◆ Given exercise 1
In the plagiarism detector notes, what does the cleaning step replace user-defined function names with?
◆ Given exercise 2
Return the passage of the plagiarism detector notes that runs from "The above program" up to and including "changes in identifiers.".

◆ Extract to read
— begin —

This project gives the measure of plagiarized content between software codes and also highlights the similar blocks Python implementation of Winnowing approach as well as Sequence Matcher (difflib) approach
-
Python 3.5+ required to execute seqMatcher.py and Python 3+ for winnowing.py
-
Pygments 2.1+
Linux terminal
sudo apt-get install python-pygments
Windows shell (administrator)
pip install pygments
Run either winnowing.py / seqMatcher.py
python3 winnowing.py
python3 seqMatcher.py
The program will prompt you to enter path to the codes to be checked for plagiarism.
The above program cleans the software codes to be checked for plagiarism by removing white spaces, denoising the content i.e replacing variable names throughout by 'N', strings by 'S' and user defined function names by 'F'.
By cleaning up the codes, the efficiency of plagiarism detector is no longer affected by changes in identifiers.
This program employs winnowing algorithm to detect plagiarized content.
It takes paths to two code files as input. The output is the content of file 1 with plagiarized content highlighted. If there is no plagiarized content between the two code files then the output is simply 'Not Plagiarized'.

— end —

◆ Material shown
— begin —

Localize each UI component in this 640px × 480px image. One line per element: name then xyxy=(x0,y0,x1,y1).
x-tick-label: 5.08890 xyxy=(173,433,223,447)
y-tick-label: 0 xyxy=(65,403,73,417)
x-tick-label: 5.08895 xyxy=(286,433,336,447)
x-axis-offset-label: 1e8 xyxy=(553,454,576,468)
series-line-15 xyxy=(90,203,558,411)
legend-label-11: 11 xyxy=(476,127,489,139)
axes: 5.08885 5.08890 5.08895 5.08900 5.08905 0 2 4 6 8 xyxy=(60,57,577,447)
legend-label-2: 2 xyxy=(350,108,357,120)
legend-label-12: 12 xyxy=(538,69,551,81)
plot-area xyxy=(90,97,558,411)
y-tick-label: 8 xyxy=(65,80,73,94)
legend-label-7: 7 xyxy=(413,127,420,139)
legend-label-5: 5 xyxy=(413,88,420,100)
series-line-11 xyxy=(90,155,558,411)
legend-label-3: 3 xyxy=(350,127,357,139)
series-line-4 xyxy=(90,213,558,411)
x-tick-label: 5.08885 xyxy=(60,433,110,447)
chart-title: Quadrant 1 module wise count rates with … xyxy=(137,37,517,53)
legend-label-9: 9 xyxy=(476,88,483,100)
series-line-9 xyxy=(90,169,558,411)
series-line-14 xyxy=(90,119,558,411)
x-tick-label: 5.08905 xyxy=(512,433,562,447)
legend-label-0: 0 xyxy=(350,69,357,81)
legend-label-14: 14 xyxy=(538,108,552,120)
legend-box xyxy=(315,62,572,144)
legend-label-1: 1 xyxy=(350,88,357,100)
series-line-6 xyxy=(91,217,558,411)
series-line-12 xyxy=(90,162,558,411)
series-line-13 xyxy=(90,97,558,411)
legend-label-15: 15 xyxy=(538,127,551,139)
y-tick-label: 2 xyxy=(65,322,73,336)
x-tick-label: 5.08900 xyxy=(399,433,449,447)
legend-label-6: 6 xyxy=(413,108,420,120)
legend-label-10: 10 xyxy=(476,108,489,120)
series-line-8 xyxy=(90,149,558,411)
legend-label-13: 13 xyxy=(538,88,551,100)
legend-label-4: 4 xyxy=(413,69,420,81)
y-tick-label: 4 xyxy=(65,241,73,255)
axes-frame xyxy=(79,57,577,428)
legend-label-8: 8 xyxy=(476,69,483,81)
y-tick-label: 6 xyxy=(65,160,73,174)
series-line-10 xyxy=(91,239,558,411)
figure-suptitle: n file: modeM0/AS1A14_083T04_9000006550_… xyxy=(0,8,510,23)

— end —

◆ Correct answer 1
The letter 'F'.

◆ Correct answer 2
The above program cleans the software codes to be checked for plagiarism by removing white spaces, denoising the content i.e replacing variable names throughout by 'N', strings by 'S' and user defined function names by 'F'.
By cleaning up the codes, the efficiency of plagiarism detector is no longer affected by changes in identifiers.